*INSTRUCTIONS FOR THE TASK*:
Please give the data again in full, precisely as it is written.

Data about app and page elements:

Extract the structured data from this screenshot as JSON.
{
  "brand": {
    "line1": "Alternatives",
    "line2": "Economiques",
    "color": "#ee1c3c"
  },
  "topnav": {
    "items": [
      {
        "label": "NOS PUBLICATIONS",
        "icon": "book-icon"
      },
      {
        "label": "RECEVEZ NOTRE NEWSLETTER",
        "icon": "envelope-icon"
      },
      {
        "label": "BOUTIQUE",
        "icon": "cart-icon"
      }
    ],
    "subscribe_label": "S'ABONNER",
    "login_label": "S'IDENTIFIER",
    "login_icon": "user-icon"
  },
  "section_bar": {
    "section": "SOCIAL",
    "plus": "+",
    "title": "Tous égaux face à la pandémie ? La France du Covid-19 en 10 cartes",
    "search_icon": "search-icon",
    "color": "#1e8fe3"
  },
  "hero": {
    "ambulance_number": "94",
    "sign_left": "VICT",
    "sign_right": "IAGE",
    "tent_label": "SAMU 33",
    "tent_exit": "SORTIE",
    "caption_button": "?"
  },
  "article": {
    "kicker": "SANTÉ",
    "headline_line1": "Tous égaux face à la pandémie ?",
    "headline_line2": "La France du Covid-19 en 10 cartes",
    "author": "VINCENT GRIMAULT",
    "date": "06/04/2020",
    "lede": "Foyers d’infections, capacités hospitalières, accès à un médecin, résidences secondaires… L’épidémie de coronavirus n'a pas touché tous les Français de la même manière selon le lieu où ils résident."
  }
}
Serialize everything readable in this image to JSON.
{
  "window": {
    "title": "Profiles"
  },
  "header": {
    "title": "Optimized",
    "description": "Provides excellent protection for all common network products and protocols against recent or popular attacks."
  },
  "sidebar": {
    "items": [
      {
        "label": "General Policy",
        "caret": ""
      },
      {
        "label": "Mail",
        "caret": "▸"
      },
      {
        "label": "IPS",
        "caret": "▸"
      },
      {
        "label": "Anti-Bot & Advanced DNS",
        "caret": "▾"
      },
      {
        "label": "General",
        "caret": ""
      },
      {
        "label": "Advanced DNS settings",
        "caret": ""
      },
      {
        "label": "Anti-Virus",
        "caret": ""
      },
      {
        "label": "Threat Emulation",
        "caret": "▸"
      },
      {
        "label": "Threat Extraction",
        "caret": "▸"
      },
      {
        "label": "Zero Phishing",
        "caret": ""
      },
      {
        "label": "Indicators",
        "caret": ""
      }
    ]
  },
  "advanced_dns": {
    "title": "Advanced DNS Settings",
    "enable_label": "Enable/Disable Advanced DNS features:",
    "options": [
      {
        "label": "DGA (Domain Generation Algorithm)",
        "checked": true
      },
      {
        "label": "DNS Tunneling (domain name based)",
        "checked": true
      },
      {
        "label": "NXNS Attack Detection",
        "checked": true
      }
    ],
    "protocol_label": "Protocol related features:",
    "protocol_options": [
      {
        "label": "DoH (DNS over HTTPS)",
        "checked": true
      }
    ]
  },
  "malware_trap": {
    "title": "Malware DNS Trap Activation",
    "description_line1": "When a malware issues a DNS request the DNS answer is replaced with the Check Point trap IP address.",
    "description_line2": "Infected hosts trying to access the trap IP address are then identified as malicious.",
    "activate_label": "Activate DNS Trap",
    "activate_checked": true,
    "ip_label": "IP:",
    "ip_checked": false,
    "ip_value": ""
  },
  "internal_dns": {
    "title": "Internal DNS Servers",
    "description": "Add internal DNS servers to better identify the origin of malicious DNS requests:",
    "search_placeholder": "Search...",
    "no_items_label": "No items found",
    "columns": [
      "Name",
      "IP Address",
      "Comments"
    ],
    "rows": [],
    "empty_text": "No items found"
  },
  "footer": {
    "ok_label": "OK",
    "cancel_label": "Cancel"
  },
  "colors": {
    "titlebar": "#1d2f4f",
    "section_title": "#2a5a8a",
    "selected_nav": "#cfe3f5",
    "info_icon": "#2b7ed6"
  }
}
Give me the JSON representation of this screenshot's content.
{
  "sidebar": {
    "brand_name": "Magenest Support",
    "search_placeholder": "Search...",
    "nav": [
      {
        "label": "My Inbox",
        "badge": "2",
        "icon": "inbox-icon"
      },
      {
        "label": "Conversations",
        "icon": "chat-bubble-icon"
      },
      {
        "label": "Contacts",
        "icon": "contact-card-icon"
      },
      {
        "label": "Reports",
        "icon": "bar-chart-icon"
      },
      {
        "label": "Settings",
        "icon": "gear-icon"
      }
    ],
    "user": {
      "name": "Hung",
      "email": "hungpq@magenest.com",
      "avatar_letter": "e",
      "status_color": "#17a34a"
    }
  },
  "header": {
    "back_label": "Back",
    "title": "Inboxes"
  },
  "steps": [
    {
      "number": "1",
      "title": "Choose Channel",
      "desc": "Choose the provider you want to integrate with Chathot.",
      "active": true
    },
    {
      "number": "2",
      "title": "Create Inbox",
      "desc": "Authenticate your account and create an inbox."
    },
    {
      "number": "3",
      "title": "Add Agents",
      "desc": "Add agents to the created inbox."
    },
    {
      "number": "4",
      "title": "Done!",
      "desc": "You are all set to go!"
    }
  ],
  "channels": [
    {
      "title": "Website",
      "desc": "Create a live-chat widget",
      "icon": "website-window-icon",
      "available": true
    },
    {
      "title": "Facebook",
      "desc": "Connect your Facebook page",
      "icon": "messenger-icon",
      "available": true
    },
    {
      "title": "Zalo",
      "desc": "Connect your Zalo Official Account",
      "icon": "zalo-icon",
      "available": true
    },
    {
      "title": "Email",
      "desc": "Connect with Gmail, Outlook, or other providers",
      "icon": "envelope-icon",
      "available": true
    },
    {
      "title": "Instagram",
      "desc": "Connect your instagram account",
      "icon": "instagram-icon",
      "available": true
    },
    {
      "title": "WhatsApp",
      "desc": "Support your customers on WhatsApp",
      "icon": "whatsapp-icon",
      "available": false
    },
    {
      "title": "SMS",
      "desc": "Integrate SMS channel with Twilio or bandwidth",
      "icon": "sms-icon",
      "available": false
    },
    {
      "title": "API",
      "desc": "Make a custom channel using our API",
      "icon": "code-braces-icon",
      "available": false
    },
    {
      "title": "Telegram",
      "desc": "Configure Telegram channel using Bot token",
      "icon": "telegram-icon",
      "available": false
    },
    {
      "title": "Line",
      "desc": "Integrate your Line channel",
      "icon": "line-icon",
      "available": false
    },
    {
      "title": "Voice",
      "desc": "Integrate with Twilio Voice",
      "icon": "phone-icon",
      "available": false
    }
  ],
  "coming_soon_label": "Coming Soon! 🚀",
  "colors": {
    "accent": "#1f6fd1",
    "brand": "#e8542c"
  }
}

*REPLY TO THE TASK*:
Extract the structured data from this screenshot as JSON.
{
  "brand": {
    "line1": "Alternatives",
    "line2": "Economiques",
    "color": "#ee1c3c"
  },
  "topnav": {
    "items": [
      {
        "label": "NOS PUBLICATIONS",
        "icon": "book-icon"
      },
      {
        "label": "RECEVEZ NOTRE NEWSLETTER",
        "icon": "envelope-icon"
      },
      {
        "label": "BOUTIQUE",
        "icon": "cart-icon"
      }
    ],
    "subscribe_label": "S'ABONNER",
    "login_label": "S'IDENTIFIER",
    "login_icon": "user-icon"
  },
  "section_bar": {
    "section": "SOCIAL",
    "plus": "+",
    "title": "Tous égaux face à la pandémie ? La France du Covid-19 en 10 cartes",
    "search_icon": "search-icon",
    "color": "#1e8fe3"
  },
  "hero": {
    "ambulance_number": "94",
    "sign_left": "VICT",
    "sign_right": "IAGE",
    "tent_label": "SAMU 33",
    "tent_exit": "SORTIE",
    "caption_button": "?"
  },
  "article": {
    "kicker": "SANTÉ",
    "headline_line1": "Tous égaux face à la pandémie ?",
    "headline_line2": "La France du Covid-19 en 10 cartes",
    "author": "VINCENT GRIMAULT",
    "date": "06/04/2020",
    "lede": "Foyers d’infections, capacités hospitalières, accès à un médecin, résidences secondaires… L’épidémie de coronavirus n'a pas touché tous les Français de la même manière selon le lieu où ils résident."
  }
}
Serialize everything readable in this image to JSON.
{
  "window": {
    "title": "Profiles"
  },
  "header": {
    "title": "Optimized",
    "description": "Provides excellent protection for all common network products and protocols against recent or popular attacks."
  },
  "sidebar": {
    "items": [
      {
        "label": "General Policy",
        "caret": ""
      },
      {
        "label": "Mail",
        "caret": "▸"
      },
      {
        "label": "IPS",
        "caret": "▸"
      },
      {
        "label": "Anti-Bot & Advanced DNS",
        "caret": "▾"
      },
      {
        "label": "General",
        "caret": ""
      },
      {
        "label": "Advanced DNS settings",
        "caret": ""
      },
      {
        "label": "Anti-Virus",
        "caret": ""
      },
      {
        "label": "Threat Emulation",
        "caret": "▸"
      },
      {
        "label": "Threat Extraction",
        "caret": "▸"
      },
      {
        "label": "Zero Phishing",
        "caret": ""
      },
      {
        "label": "Indicators",
        "caret": ""
      }
    ]
  },
  "advanced_dns": {
    "title": "Advanced DNS Settings",
    "enable_label": "Enable/Disable Advanced DNS features:",
    "options": [
      {
        "label": "DGA (Domain Generation Algorithm)",
        "checked": true
      },
      {
        "label": "DNS Tunneling (domain name based)",
        "checked": true
      },
      {
        "label": "NXNS Attack Detection",
        "checked": true
      }
    ],
    "protocol_label": "Protocol related features:",
    "protocol_options": [
      {
        "label": "DoH (DNS over HTTPS)",
        "checked": true
      }
    ]
  },
  "malware_trap": {
    "title": "Malware DNS Trap Activation",
    "description_line1": "When a malware issues a DNS request the DNS answer is replaced with the Check Point trap IP address.",
    "description_line2": "Infected hosts trying to access the trap IP address are then identified as malicious.",
    "activate_label": "Activate DNS Trap",
    "activate_checked": true,
    "ip_label": "IP:",
    "ip_checked": false,
    "ip_value": ""
  },
  "internal_dns": {
    "title": "Internal DNS Servers",
    "description": "Add internal DNS servers to better identify the origin of malicious DNS requests:",
    "search_placeholder": "Search...",
    "no_items_label": "No items found",
    "columns": [
      "Name",
      "IP Address",
      "Comments"
    ],
    "rows": [],
    "empty_text": "No items found"
  },
  "footer": {
    "ok_label": "OK",
    "cancel_label": "Cancel"
  },
  "colors": {
    "titlebar": "#1d2f4f",
    "section_title": "#2a5a8a",
    "selected_nav": "#cfe3f5",
    "info_icon": "#2b7ed6"
  }
}
Give me the JSON representation of this screenshot's content.
{
  "sidebar": {
    "brand_name": "Magenest Support",
    "search_placeholder": "Search...",
    "nav": [
      {
        "label": "My Inbox",
        "badge": "2",
        "icon": "inbox-icon"
      },
      {
        "label": "Conversations",
        "icon": "chat-bubble-icon"
      },
      {
        "label": "Contacts",
        "icon": "contact-card-icon"
      },
      {
        "label": "Reports",
        "icon": "bar-chart-icon"
      },
      {
        "label": "Settings",
        "icon": "gear-icon"
      }
    ],
    "user": {
      "name": "Hung",
      "email": "hungpq@magenest.com",
      "avatar_letter": "e",
      "status_color": "#17a34a"
    }
  },
  "header": {
    "back_label": "Back",
    "title": "Inboxes"
  },
  "steps": [
    {
      "number": "1",
      "title": "Choose Channel",
      "desc": "Choose the provider you want to integrate with Chathot.",
      "active": true
    },
    {
      "number": "2",
      "title": "Create Inbox",
      "desc": "Authenticate your account and create an inbox."
    },
    {
      "number": "3",
      "title": "Add Agents",
      "desc": "Add agents to the created inbox."
    },
    {
      "number": "4",
      "title": "Done!",
      "desc": "You are all set to go!"
    }
  ],
  "channels": [
    {
      "title": "Website",
      "desc": "Create a live-chat widget",
      "icon": "website-window-icon",
      "available": true
    },
    {
      "title": "Facebook",
      "desc": "Connect your Facebook page",
      "icon": "messenger-icon",
      "available": true
    },
    {
      "title": "Zalo",
      "desc": "Connect your Zalo Official Account",
      "icon": "zalo-icon",
      "available": true
    },
    {
      "title": "Email",
      "desc": "Connect with Gmail, Outlook, or other providers",
      "icon": "envelope-icon",
      "available": true
    },
    {
      "title": "Instagram",
      "desc": "Connect your instagram account",
      "icon": "instagram-icon",
      "available": true
    },
    {
      "title": "WhatsApp",
      "desc": "Support your customers on WhatsApp",
      "icon": "whatsapp-icon",
      "available": false
    },
    {
      "title": "SMS",
      "desc": "Integrate SMS channel with Twilio or bandwidth",
      "icon": "sms-icon",
      "available": false
    },
    {
      "title": "API",
      "desc": "Make a custom channel using our API",
      "icon": "code-braces-icon",
      "available": false
    },
    {
      "title": "Telegram",
      "desc": "Configure Telegram channel using Bot token",
      "icon": "telegram-icon",
      "available": false
    },
    {
      "title": "Line",
      "desc": "Integrate your Line channel",
      "icon": "line-icon",
      "available": false
    },
    {
      "title": "Voice",
      "desc": "Integrate with Twilio Voice",
      "icon": "phone-icon",
      "available": false
    }
  ],
  "coming_soon_label": "Coming Soon! 🚀",
  "colors": {
    "accent": "#1f6fd1",
    "brand": "#e8542c"
  }
}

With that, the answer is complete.